◆ **Goal**
Return all lines in the material below that contain "Allow".

BEGIN Information supplied

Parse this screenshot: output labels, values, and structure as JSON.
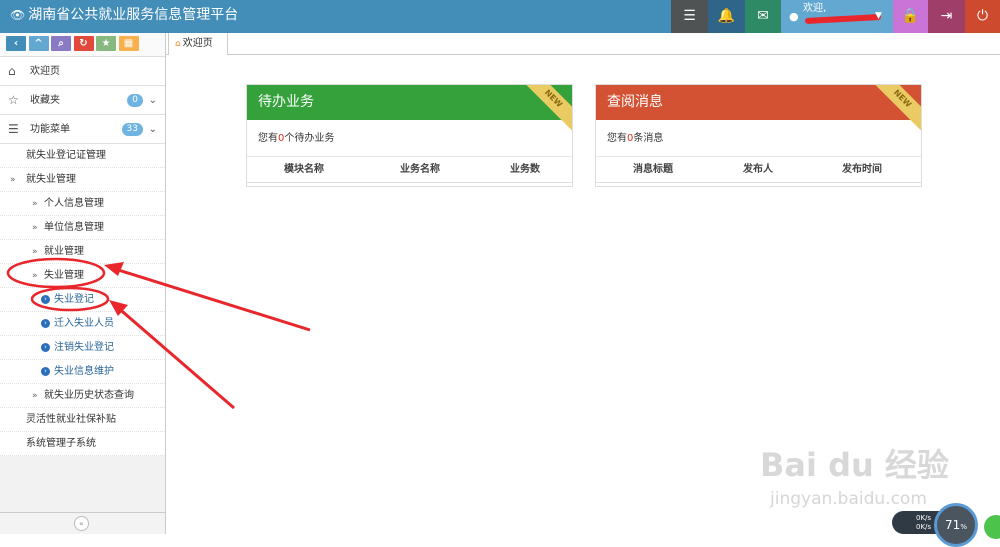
{
  "header": {
    "title": "湖南省公共就业服务信息管理平台",
    "user_welcome": "欢迎,"
  },
  "sidebar": {
    "shortcut_icons": [
      "back-icon",
      "up-icon",
      "search-icon",
      "refresh-icon",
      "star-icon",
      "grid-icon"
    ],
    "top_items": [
      {
        "label": "欢迎页",
        "icon": "home-icon"
      },
      {
        "label": "收藏夹",
        "icon": "star-outline-icon",
        "badge": "0"
      },
      {
        "label": "功能菜单",
        "icon": "list-icon",
        "badge": "33"
      }
    ],
    "menu": [
      {
        "label": "就失业登记证管理"
      },
      {
        "label": "就失业管理"
      },
      {
        "label": "个人信息管理"
      },
      {
        "label": "单位信息管理"
      },
      {
        "label": "就业管理"
      },
      {
        "label": "失业管理"
      },
      {
        "label": "失业登记"
      },
      {
        "label": "迁入失业人员"
      },
      {
        "label": "注销失业登记"
      },
      {
        "label": "失业信息维护"
      },
      {
        "label": "就失业历史状态查询"
      },
      {
        "label": "灵活性就业社保补贴"
      },
      {
        "label": "系统管理子系统"
      }
    ]
  },
  "tabs": [
    {
      "label": "欢迎页"
    }
  ],
  "widgets": {
    "pending": {
      "title": "待办业务",
      "ribbon": "NEW",
      "text_prefix": "您有",
      "count": "0",
      "text_suffix": "个待办业务",
      "columns": [
        "模块名称",
        "业务名称",
        "业务数"
      ]
    },
    "messages": {
      "title": "查阅消息",
      "ribbon": "NEW",
      "text_prefix": "您有",
      "count": "0",
      "text_suffix": "条消息",
      "columns": [
        "消息标题",
        "发布人",
        "发布时间"
      ]
    }
  },
  "watermark": {
    "brand": "Bai du 经验",
    "url": "jingyan.baidu.com"
  },
  "system_widget": {
    "net_up": "0K/s",
    "net_down": "0K/s",
    "cpu": "71",
    "unit": "%"
  },
  "colors": {
    "header": "#438eb9",
    "pending": "#35a13b",
    "messages": "#d35234",
    "annotation": "#e8262b"
  }
}
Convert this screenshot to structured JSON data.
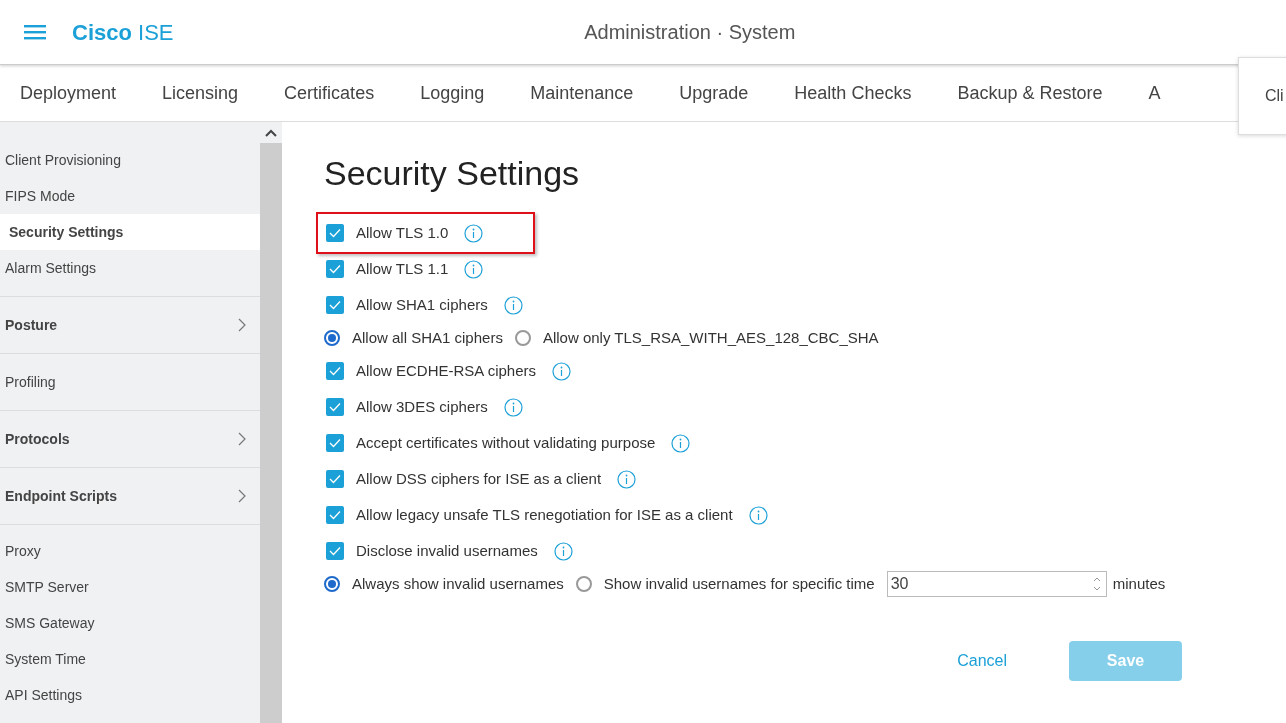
{
  "header": {
    "brand_bold": "Cisco",
    "brand_light": "ISE",
    "title": "Administration · System"
  },
  "tabs": [
    {
      "label": "Deployment",
      "selected": false
    },
    {
      "label": "Licensing",
      "selected": false
    },
    {
      "label": "Certificates",
      "selected": false
    },
    {
      "label": "Logging",
      "selected": false
    },
    {
      "label": "Maintenance",
      "selected": false
    },
    {
      "label": "Upgrade",
      "selected": false
    },
    {
      "label": "Health Checks",
      "selected": false
    },
    {
      "label": "Backup & Restore",
      "selected": false
    },
    {
      "label": "A",
      "selected": false
    }
  ],
  "popup": {
    "text": "Cli"
  },
  "sidebar": {
    "sections": [
      {
        "items": [
          {
            "label": "Client Provisioning",
            "kind": "link",
            "selected": false
          },
          {
            "label": "FIPS Mode",
            "kind": "link",
            "selected": false
          },
          {
            "label": "Security Settings",
            "kind": "link",
            "selected": true
          },
          {
            "label": "Alarm Settings",
            "kind": "link",
            "selected": false
          }
        ]
      },
      {
        "items": [
          {
            "label": "Posture",
            "kind": "group",
            "selected": false
          }
        ]
      },
      {
        "items": [
          {
            "label": "Profiling",
            "kind": "link",
            "selected": false
          }
        ]
      },
      {
        "items": [
          {
            "label": "Protocols",
            "kind": "group",
            "selected": false
          }
        ]
      },
      {
        "items": [
          {
            "label": "Endpoint Scripts",
            "kind": "group",
            "selected": false
          }
        ]
      },
      {
        "items": [
          {
            "label": "Proxy",
            "kind": "link",
            "selected": false
          },
          {
            "label": "SMTP Server",
            "kind": "link",
            "selected": false
          },
          {
            "label": "SMS Gateway",
            "kind": "link",
            "selected": false
          },
          {
            "label": "System Time",
            "kind": "link",
            "selected": false
          },
          {
            "label": "API Settings",
            "kind": "link",
            "selected": false
          }
        ]
      }
    ]
  },
  "page": {
    "title": "Security Settings",
    "rows": [
      {
        "kind": "checkbox",
        "label": "Allow TLS 1.0",
        "checked": true,
        "highlighted": true
      },
      {
        "kind": "checkbox",
        "label": "Allow TLS 1.1",
        "checked": true,
        "highlighted": false
      },
      {
        "kind": "checkbox",
        "label": "Allow SHA1 ciphers",
        "checked": true,
        "highlighted": false
      },
      {
        "kind": "radios",
        "options": [
          {
            "label": "Allow all SHA1 ciphers",
            "selected": true
          },
          {
            "label": "Allow only TLS_RSA_WITH_AES_128_CBC_SHA",
            "selected": false
          }
        ]
      },
      {
        "kind": "checkbox",
        "label": "Allow ECDHE-RSA ciphers",
        "checked": true,
        "highlighted": false
      },
      {
        "kind": "checkbox",
        "label": "Allow 3DES ciphers",
        "checked": true,
        "highlighted": false
      },
      {
        "kind": "checkbox",
        "label": "Accept certificates without validating purpose",
        "checked": true,
        "highlighted": false
      },
      {
        "kind": "checkbox",
        "label": "Allow DSS ciphers for ISE as a client",
        "checked": true,
        "highlighted": false
      },
      {
        "kind": "checkbox",
        "label": "Allow legacy unsafe TLS renegotiation for ISE as a client",
        "checked": true,
        "highlighted": false
      },
      {
        "kind": "checkbox",
        "label": "Disclose invalid usernames",
        "checked": true,
        "highlighted": false
      },
      {
        "kind": "radios",
        "options": [
          {
            "label": "Always show invalid usernames",
            "selected": true
          },
          {
            "label": "Show invalid usernames for specific time",
            "selected": false
          }
        ],
        "input": {
          "value": "30",
          "unit": "minutes"
        }
      }
    ],
    "buttons": [
      {
        "kind": "cancel",
        "label": "Cancel",
        "disabled": false
      },
      {
        "kind": "save",
        "label": "Save",
        "disabled": true
      }
    ]
  }
}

END Information supplied

◆ **The answer**
        "label": "Allow TLS 1.0",
        "label": "Allow TLS 1.1",
        "label": "Allow SHA1 ciphers",
            "label": "Allow all SHA1 ciphers",
            "label": "Allow only TLS_RSA_WITH_AES_128_CBC_SHA",
        "label": "Allow ECDHE-RSA ciphers",
        "label": "Allow 3DES ciphers",
        "label": "Allow DSS ciphers for ISE as a client",
        "label": "Allow legacy unsafe TLS renegotiation for ISE as a client",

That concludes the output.